基于Caffe的Large Margin Softmax Loss的实现（一）

2016-10-01

2.4k 字

大约需要 11 分钟

小喵的唠叨话：在写完上一次的博客之后，已经过去了2个月的时间，小喵在此期间，做了大量的实验工作，最终在使用的DeepID2的方法之后，取得了很不错的结果。这次呢，主要讲述一个比较新的论文中的方法，L-Softmax，据说单model在LFW上能达到98.71%的等错误率。更重要的是，小喵觉得这个方法和DeepID2并不冲突，如果二者可以互补，或许单model达到99%+将不是梦想。

和上一篇博客一样，小喵对读者做了如下的假定：

了解Deep Learning的基本知识。
仔细阅读过L-Softmax的论文，了解其中的数学推导。
使用Caffe作为训练框架。
即使不满足上述3条，也能持之以恒的学习。

L-Softmax的论文：Large-Margin Softmax Loss for Convolutional Neutral Networks Google 一下，第一条应该就是论文的地址，鉴于大家时间有限，小喵把原文地址也贴出来了，但不保证长期有效。http://jmlr.org/proceedings/papers/v48/liud16.pdf 这里我们也将整个系列分几部分来讲。

一、margin与lambda

margin和lambda这两个参数是我们这篇博客的重点。也是整篇论文的重点。对于分类的任务，每个样本都会有N的输出的分数（N的类别），如果在训练中，人为的使正确类别的得分变小，也就是说加大了区分正确类别的难度，那么网络就会学习出更有区分能力的特征，并且加大类间的距离。作者选用的加大难度的方式就是改变最后一个FC层中的weight和特征之间的角度值，角度增大的倍数就是margin，从而使特定类别的得分变小。而第二个参数lambda是为了避免网络不收敛而设定的，我们之后会讲到。

提供的数据:
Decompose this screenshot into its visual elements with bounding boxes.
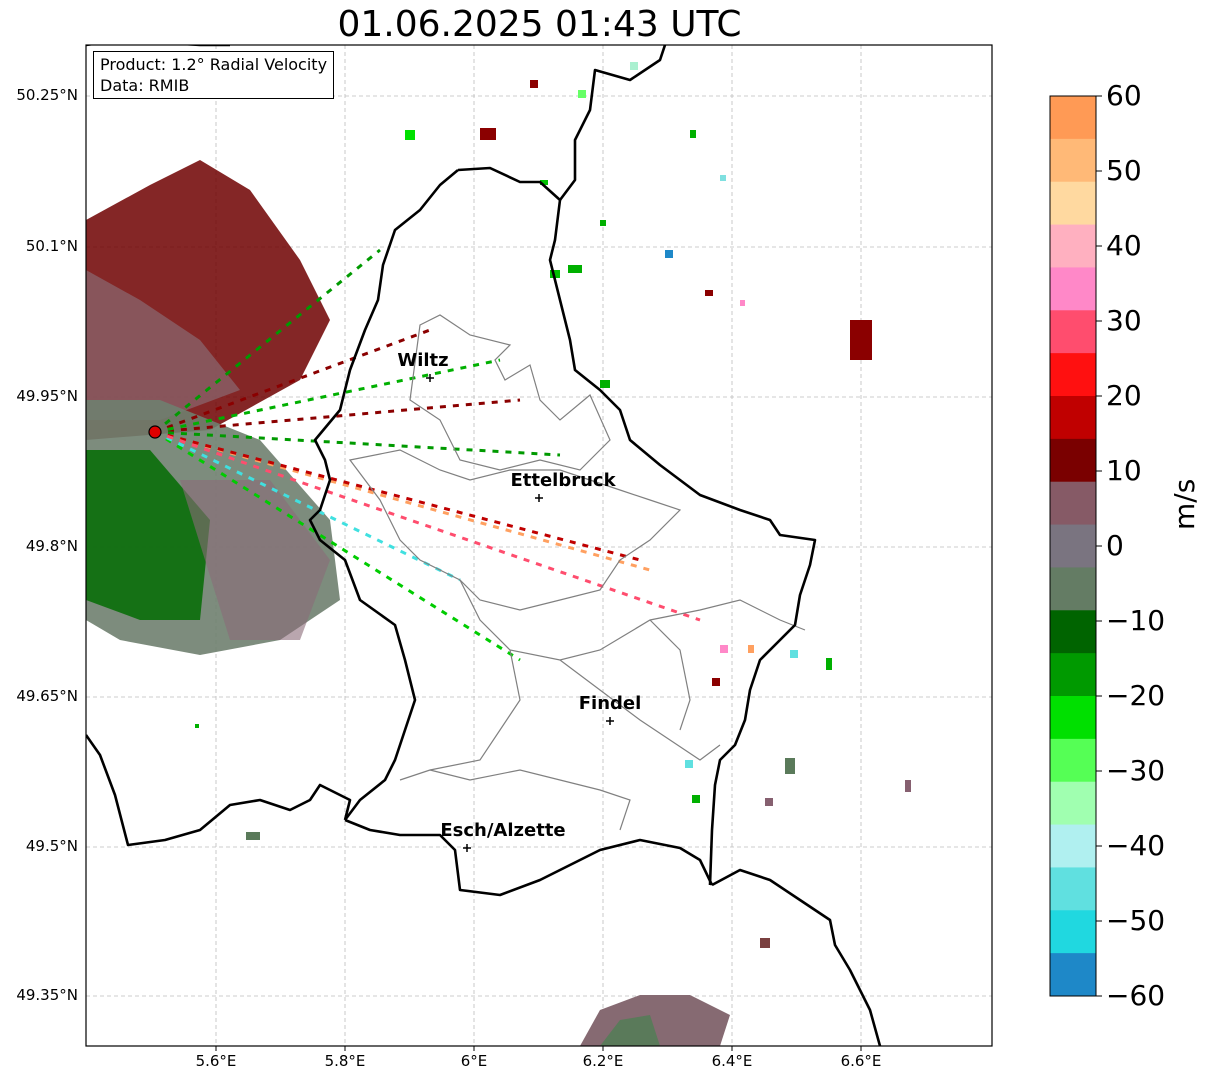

任务列表:
[a] 请原样引用这篇L-Softmax博文中从“L-Softmax的论文：Large-Margin Softmax Loss”到“敛而设定的，我们之后会讲到。”的部分。
[b] 根据这篇L-Softmax博文回答：
(i) 作者假定读者使用哪种训练框架？
(ii) 据说L-Softmax单model在LFW上能达到多少等错误率？
(iii) 设定参数lambda是为了避免什么情况？
[c] 按照这篇L-Softmax博文的说法，为什么要在训练中人为地让正确类别的得分变小？

参考答案:
[a]
L-Softmax的论文：Large-Margin Softmax Loss for Convolutional Neutral Networks Google 一下，第一条应该就是论文的地址，鉴于大家时间有限，小喵把原文地址也贴出来了，但不保证长期有效。http://jmlr.org/proceedings/papers/v48/liud16.pdf 这里我们也将整个系列分几部分来讲。

一、margin与lambda

margin和lambda这两个参数是我们这篇博客的重点。也是整篇论文的重点。对于分类的任务，每个样本都会有N的输出的分数（N的类别），如果在训练中，人为的使正确类别的得分变小，也就是说加大了区分正确类别的难度，那么网络就会学习出更有区分能力的特征，并且加大类间的距离。作者选用的加大难度的方式就是改变最后一个FC层中的weight和特征之间的角度值，角度增大的倍数就是margin，从而使特定类别的得分变小。而第二个参数lambda是为了避免网络不收敛而设定的，我们之后会讲到。

[b]
(i) Caffe。
(ii) 98.71%。
(iii) 避免网络不收敛。

[c] 这样做加大了区分正确类别的难度，网络因此会学习出更有区分能力的特征，并加大类间的距离。